### Written instruction:
Using the listing below, select the lines with the word "chart" and copy them.

### Supplied data:
■ ■ ■ ■ ■ ■ ■

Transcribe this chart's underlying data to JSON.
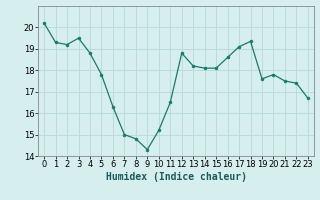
{
  "x": [
    0,
    1,
    2,
    3,
    4,
    5,
    6,
    7,
    8,
    9,
    10,
    11,
    12,
    13,
    14,
    15,
    16,
    17,
    18,
    19,
    20,
    21,
    22,
    23
  ],
  "y": [
    20.2,
    19.3,
    19.2,
    19.5,
    18.8,
    17.8,
    16.3,
    15.0,
    14.8,
    14.3,
    15.2,
    16.5,
    18.8,
    18.2,
    18.1,
    18.1,
    18.6,
    19.1,
    19.35,
    17.6,
    17.8,
    17.5,
    17.4,
    16.7
  ],
  "line_color": "#1a7a6a",
  "marker": "o",
  "marker_size": 2,
  "bg_color": "#d6eeee",
  "grid_color": "#b8d8d8",
  "xlabel": "Humidex (Indice chaleur)",
  "ylim": [
    14,
    21
  ],
  "xlim": [
    -0.5,
    23.5
  ],
  "yticks": [
    14,
    15,
    16,
    17,
    18,
    19,
    20
  ],
  "xticks": [
    0,
    1,
    2,
    3,
    4,
    5,
    6,
    7,
    8,
    9,
    10,
    11,
    12,
    13,
    14,
    15,
    16,
    17,
    18,
    19,
    20,
    21,
    22,
    23
  ],
  "label_fontsize": 7,
  "tick_fontsize": 6,
  "xlabel_fontsize": 7
}
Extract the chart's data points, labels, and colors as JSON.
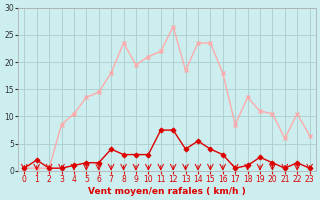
{
  "hours": [
    0,
    1,
    2,
    3,
    4,
    5,
    6,
    7,
    8,
    9,
    10,
    11,
    12,
    13,
    14,
    15,
    16,
    17,
    18,
    19,
    20,
    21,
    22,
    23
  ],
  "wind_avg": [
    0.5,
    2,
    0.5,
    0.5,
    1,
    1.5,
    1.5,
    4,
    3,
    3,
    3,
    7.5,
    7.5,
    4,
    5.5,
    4,
    3,
    0.5,
    1,
    2.5,
    1.5,
    0.5,
    1.5,
    0.5
  ],
  "wind_gust": [
    0.5,
    0.5,
    0.5,
    8.5,
    10.5,
    13.5,
    14.5,
    18,
    23.5,
    19.5,
    21,
    22,
    26.5,
    18.5,
    23.5,
    23.5,
    18,
    8.5,
    13.5,
    11,
    10.5,
    6,
    10.5,
    6.5
  ],
  "avg_color": "#dd0000",
  "gust_color": "#ffaaaa",
  "bg_color": "#cceeee",
  "grid_color": "#aacccc",
  "xlabel": "Vent moyen/en rafales ( km/h )",
  "ylabel": "",
  "ylim": [
    0,
    30
  ],
  "xlim": [
    0,
    23
  ],
  "yticks": [
    0,
    5,
    10,
    15,
    20,
    25,
    30
  ],
  "xticks": [
    0,
    1,
    2,
    3,
    4,
    5,
    6,
    7,
    8,
    9,
    10,
    11,
    12,
    13,
    14,
    15,
    16,
    17,
    18,
    19,
    20,
    21,
    22,
    23
  ],
  "arrow_color": "#dd0000"
}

■ ■ ■ ■ ■ ■ ■

### Solution:
Transcribe this chart's underlying data to JSON.
Extract the chart's data points, labels, and colors as JSON.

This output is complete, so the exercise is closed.